# Vorliegender Text
/---
Die russische Aggression in der Ukraine sowie vermehrte Angriffe auf kritische Infrastruktur und Naturkatastrophen wie im Ahrtal haben wachgerüttelt. Zeitenwende auch im Zivil- und Katastrophenschutz: Vergangene Woche hat der Bundestag ein gigantisches Schuldenpaket beschlossen, das Milliardenausgaben für Verteidigung wie auch für Zivilschutz, Nachrichtendienste und Militärhilfe vorsieht. Am Montag legten Hilfsorganisationen vom Deutschen Roten Kreuz über die DLRG bis zu den Maltesern ihre Vorschläge für eine Stärkung des Zivil- und Bevölkerungsschutzes vor.

Grundsätzlich braucht es aus Sicht der Hilfswerke eine bessere finanzielle Ausstattung: Der Anteil des Bundeshaushalts für den Bevölkerungsschutz müsse dauerhaft auf mindestens 0,5 Prozent, also etwa 2,4 Milliarden Euro angehoben werden. Aber zugleich müssten sich gesellschaftliche Strukturen ändern, heißt es in dem gemeinsamen Papier: An erster Stelle steht ein einheitliches Krisenmanagement mit standardisierten Verfahren, gemeinsamer Ausbildung und regelmäßigen Übungen.
\---
# Aufgeführtes Material
/---
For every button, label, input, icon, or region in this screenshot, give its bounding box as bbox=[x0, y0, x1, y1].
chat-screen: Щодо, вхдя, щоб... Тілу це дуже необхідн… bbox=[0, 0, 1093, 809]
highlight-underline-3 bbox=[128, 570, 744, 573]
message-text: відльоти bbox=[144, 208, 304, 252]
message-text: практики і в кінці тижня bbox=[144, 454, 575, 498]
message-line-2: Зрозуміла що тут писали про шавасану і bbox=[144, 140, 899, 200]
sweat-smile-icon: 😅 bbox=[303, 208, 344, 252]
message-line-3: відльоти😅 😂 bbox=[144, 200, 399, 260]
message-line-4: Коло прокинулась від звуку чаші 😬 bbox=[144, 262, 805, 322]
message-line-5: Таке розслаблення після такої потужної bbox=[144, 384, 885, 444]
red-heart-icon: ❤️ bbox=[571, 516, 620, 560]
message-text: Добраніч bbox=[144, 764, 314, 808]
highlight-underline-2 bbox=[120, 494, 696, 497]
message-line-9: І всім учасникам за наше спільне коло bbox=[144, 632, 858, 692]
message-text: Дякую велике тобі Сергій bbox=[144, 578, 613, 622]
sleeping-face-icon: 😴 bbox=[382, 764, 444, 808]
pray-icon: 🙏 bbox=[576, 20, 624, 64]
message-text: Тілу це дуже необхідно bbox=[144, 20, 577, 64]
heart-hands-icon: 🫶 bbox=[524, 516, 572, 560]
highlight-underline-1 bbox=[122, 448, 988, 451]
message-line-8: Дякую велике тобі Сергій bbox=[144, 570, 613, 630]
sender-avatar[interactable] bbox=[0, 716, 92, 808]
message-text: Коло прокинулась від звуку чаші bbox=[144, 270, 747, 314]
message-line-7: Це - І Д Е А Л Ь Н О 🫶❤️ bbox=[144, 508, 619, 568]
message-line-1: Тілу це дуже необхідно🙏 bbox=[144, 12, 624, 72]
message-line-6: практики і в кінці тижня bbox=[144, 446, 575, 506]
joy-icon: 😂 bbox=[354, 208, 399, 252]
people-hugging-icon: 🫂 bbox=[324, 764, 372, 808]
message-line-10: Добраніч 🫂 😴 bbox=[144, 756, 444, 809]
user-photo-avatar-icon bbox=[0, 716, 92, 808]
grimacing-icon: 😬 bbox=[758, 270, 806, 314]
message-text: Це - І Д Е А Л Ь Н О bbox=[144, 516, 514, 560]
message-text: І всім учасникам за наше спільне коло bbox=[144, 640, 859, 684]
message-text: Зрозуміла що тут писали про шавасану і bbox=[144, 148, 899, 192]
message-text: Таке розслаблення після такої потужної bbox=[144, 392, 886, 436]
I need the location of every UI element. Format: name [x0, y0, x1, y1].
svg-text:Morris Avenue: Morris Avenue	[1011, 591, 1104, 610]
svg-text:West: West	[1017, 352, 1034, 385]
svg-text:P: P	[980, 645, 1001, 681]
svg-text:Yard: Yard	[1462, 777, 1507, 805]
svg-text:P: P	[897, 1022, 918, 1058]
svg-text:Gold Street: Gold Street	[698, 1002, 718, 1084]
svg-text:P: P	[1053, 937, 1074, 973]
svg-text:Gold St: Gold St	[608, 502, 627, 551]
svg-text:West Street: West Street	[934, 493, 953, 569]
\---
# Aufgabenstellung
**1.** Auf welchen Anteil des Bundeshaushalts soll der Bevölkerungsschutz laut dem Text zum Bevölkerungsschutz dauerhaft angehoben werden?
**2.** Führen Sie den Text zum Bevölkerungsschutz im Anschluss an seinen letzten Satz weiter.

# Antworten
**1.** Auf mindestens 0,5 Prozent, also etwa 2,4 Milliarden Euro.

**2.**
Gefordert wird ein Nationaler Sicherheitsrat mit Sitz im Kanzleramt: Es gehe darum, bei nationalen Lagen schnell und unbürokratisch eine bundesweit agierende Stelle zu haben. Zugleich muss aus Sicht der Organisatoren das Ehrenamt gestärkt werden. Es brauche bundeseinheitliche Regelungen zur Freistellung, sozialen Absicherung und finanziellen Entschädigung ehrenamtlicher Helferinnen und Helfer.

Bereits seit Monaten ist die Debatte über die Rückkehr zur Wehrpflicht neu aufgekommen. Der langjährige Präsident des Technischen Hilfswerks (THW), Albrecht Broemme, hatte kürzlich eine allgemeine Dienstpflicht für Männer und Frauen gefordert. Es müssten “neue Organisationsformen” geschaffen werden – neben Bundeswehr, dem Roten Kreuz und THW.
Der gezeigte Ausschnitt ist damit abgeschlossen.